THE PROBLEM: Each record below should be repeated precisely as written.

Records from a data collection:
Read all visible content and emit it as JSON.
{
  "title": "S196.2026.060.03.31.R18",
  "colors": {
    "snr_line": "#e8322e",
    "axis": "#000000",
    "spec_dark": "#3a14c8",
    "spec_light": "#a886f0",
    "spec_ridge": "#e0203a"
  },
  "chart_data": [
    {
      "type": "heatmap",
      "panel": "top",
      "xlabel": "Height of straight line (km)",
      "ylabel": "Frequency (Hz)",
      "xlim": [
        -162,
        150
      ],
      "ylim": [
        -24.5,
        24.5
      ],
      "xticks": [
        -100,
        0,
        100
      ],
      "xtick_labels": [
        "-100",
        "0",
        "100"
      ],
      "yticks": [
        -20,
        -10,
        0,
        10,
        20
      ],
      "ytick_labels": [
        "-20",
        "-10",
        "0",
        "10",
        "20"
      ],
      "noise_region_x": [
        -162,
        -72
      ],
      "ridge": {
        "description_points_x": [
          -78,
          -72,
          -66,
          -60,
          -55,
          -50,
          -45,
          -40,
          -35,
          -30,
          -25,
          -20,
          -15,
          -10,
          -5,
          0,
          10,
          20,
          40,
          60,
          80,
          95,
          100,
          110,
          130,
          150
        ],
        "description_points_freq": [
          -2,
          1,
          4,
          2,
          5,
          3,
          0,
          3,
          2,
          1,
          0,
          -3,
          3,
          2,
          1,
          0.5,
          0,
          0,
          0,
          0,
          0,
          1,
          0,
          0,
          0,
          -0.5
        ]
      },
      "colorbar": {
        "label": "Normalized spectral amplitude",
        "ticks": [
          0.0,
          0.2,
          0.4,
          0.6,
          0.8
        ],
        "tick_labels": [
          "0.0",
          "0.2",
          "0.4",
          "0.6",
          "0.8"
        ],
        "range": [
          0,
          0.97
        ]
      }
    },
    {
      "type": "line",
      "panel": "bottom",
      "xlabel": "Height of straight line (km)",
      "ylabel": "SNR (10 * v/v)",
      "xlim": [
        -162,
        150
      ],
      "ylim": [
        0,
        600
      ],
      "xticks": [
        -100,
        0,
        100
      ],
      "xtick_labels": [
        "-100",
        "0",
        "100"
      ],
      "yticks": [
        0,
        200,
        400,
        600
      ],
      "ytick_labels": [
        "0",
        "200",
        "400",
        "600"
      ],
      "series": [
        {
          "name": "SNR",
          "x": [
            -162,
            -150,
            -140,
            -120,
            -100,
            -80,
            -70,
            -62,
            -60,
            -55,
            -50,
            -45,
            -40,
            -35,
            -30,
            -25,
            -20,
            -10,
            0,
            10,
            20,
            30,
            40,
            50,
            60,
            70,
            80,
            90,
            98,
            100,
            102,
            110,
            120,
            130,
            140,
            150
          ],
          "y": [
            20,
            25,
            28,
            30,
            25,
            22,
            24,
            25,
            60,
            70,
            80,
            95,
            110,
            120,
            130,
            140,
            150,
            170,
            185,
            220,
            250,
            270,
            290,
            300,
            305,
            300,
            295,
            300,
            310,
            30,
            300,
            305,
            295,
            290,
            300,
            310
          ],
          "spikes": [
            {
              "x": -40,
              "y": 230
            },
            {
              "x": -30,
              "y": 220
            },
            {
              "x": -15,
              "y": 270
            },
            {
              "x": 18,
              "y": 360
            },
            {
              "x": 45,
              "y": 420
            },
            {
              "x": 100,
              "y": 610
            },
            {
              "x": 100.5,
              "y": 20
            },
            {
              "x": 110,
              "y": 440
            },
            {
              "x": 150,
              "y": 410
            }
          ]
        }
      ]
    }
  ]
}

RIGHT ANSWER:
Read all visible content and emit it as JSON.
{
  "title": "S196.2026.060.03.31.R18",
  "colors": {
    "snr_line": "#e8322e",
    "axis": "#000000",
    "spec_dark": "#3a14c8",
    "spec_light": "#a886f0",
    "spec_ridge": "#e0203a"
  },
  "chart_data": [
    {
      "type": "heatmap",
      "panel": "top",
      "xlabel": "Height of straight line (km)",
      "ylabel": "Frequency (Hz)",
      "xlim": [
        -162,
        150
      ],
      "ylim": [
        -24.5,
        24.5
      ],
      "xticks": [
        -100,
        0,
        100
      ],
      "xtick_labels": [
        "-100",
        "0",
        "100"
      ],
      "yticks": [
        -20,
        -10,
        0,
        10,
        20
      ],
      "ytick_labels": [
        "-20",
        "-10",
        "0",
        "10",
        "20"
      ],
      "noise_region_x": [
        -162,
        -72
      ],
      "ridge": {
        "description_points_x": [
          -78,
          -72,
          -66,
          -60,
          -55,
          -50,
          -45,
          -40,
          -35,
          -30,
          -25,
          -20,
          -15,
          -10,
          -5,
          0,
          10,
          20,
          40,
          60,
          80,
          95,
          100,
          110,
          130,
          150
        ],
        "description_points_freq": [
          -2,
          1,
          4,
          2,
          5,
          3,
          0,
          3,
          2,
          1,
          0,
          -3,
          3,
          2,
          1,
          0.5,
          0,
          0,
          0,
          0,
          0,
          1,
          0,
          0,
          0,
          -0.5
        ]
      },
      "colorbar": {
        "label": "Normalized spectral amplitude",
        "ticks": [
          0.0,
          0.2,
          0.4,
          0.6,
          0.8
        ],
        "tick_labels": [
          "0.0",
          "0.2",
          "0.4",
          "0.6",
          "0.8"
        ],
        "range": [
          0,
          0.97
        ]
      }
    },
    {
      "type": "line",
      "panel": "bottom",
      "xlabel": "Height of straight line (km)",
      "ylabel": "SNR (10 * v/v)",
      "xlim": [
        -162,
        150
      ],
      "ylim": [
        0,
        600
      ],
      "xticks": [
        -100,
        0,
        100
      ],
      "xtick_labels": [
        "-100",
        "0",
        "100"
      ],
      "yticks": [
        0,
        200,
        400,
        600
      ],
      "ytick_labels": [
        "0",
        "200",
        "400",
        "600"
      ],
      "series": [
        {
          "name": "SNR",
          "x": [
            -162,
            -150,
            -140,
            -120,
            -100,
            -80,
            -70,
            -62,
            -60,
            -55,
            -50,
            -45,
            -40,
            -35,
            -30,
            -25,
            -20,
            -10,
            0,
            10,
            20,
            30,
            40,
            50,
            60,
            70,
            80,
            90,
            98,
            100,
            102,
            110,
            120,
            130,
            140,
            150
          ],
          "y": [
            20,
            25,
            28,
            30,
            25,
            22,
            24,
            25,
            60,
            70,
            80,
            95,
            110,
            120,
            130,
            140,
            150,
            170,
            185,
            220,
            250,
            270,
            290,
            300,
            305,
            300,
            295,
            300,
            310,
            30,
            300,
            305,
            295,
            290,
            300,
            310
          ],
          "spikes": [
            {
              "x": -40,
              "y": 230
            },
            {
              "x": -30,
              "y": 220
            },
            {
              "x": -15,
              "y": 270
            },
            {
              "x": 18,
              "y": 360
            },
            {
              "x": 45,
              "y": 420
            },
            {
              "x": 100,
              "y": 610
            },
            {
              "x": 100.5,
              "y": 20
            },
            {
              "x": 110,
              "y": 440
            },
            {
              "x": 150,
              "y": 410
            }
          ]
        }
      ]
    }
  ]
}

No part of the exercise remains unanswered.